:: Data shown ::
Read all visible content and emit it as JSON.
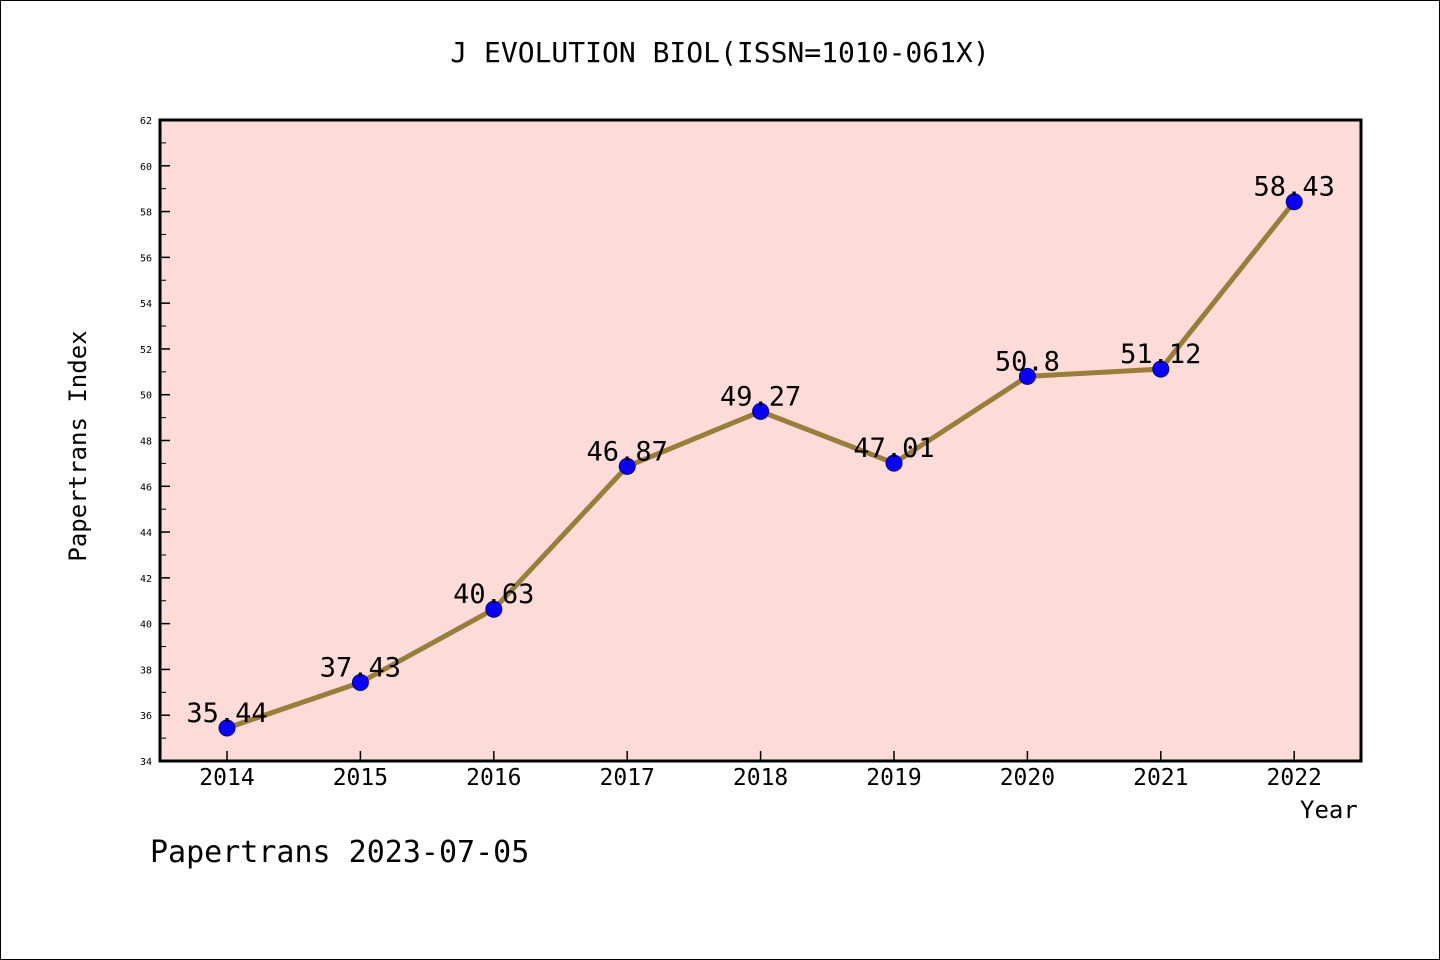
{
  "colors": {
    "plot_background": "#fddbd8",
    "line": "#9a7d3a",
    "marker": "#0a00f5",
    "axis": "#000000"
  },
  "chart_data": {
    "type": "line",
    "title": "J EVOLUTION BIOL(ISSN=1010-061X)",
    "xlabel": "Year",
    "ylabel": "Papertrans Index",
    "categories": [
      "2014",
      "2015",
      "2016",
      "2017",
      "2018",
      "2019",
      "2020",
      "2021",
      "2022"
    ],
    "series": [
      {
        "values": [
          35.44,
          37.43,
          40.63,
          46.87,
          49.27,
          47.01,
          50.8,
          51.12,
          58.43
        ],
        "labels": [
          "35.44",
          "37.43",
          "40.63",
          "46.87",
          "49.27",
          "47.01",
          "50.8",
          "51.12",
          "58.43"
        ]
      }
    ],
    "ylim": [
      34,
      62
    ],
    "yticks": [
      34,
      36,
      38,
      40,
      42,
      44,
      46,
      48,
      50,
      52,
      54,
      56,
      58,
      60,
      62
    ],
    "grid": false,
    "legend": "none"
  },
  "footer": {
    "note": "Papertrans 2023-07-05"
  }
}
:::
Task to complete: Go over the records above and tally each line that includes "Papertrans". Give the total by itself.

Written response: 2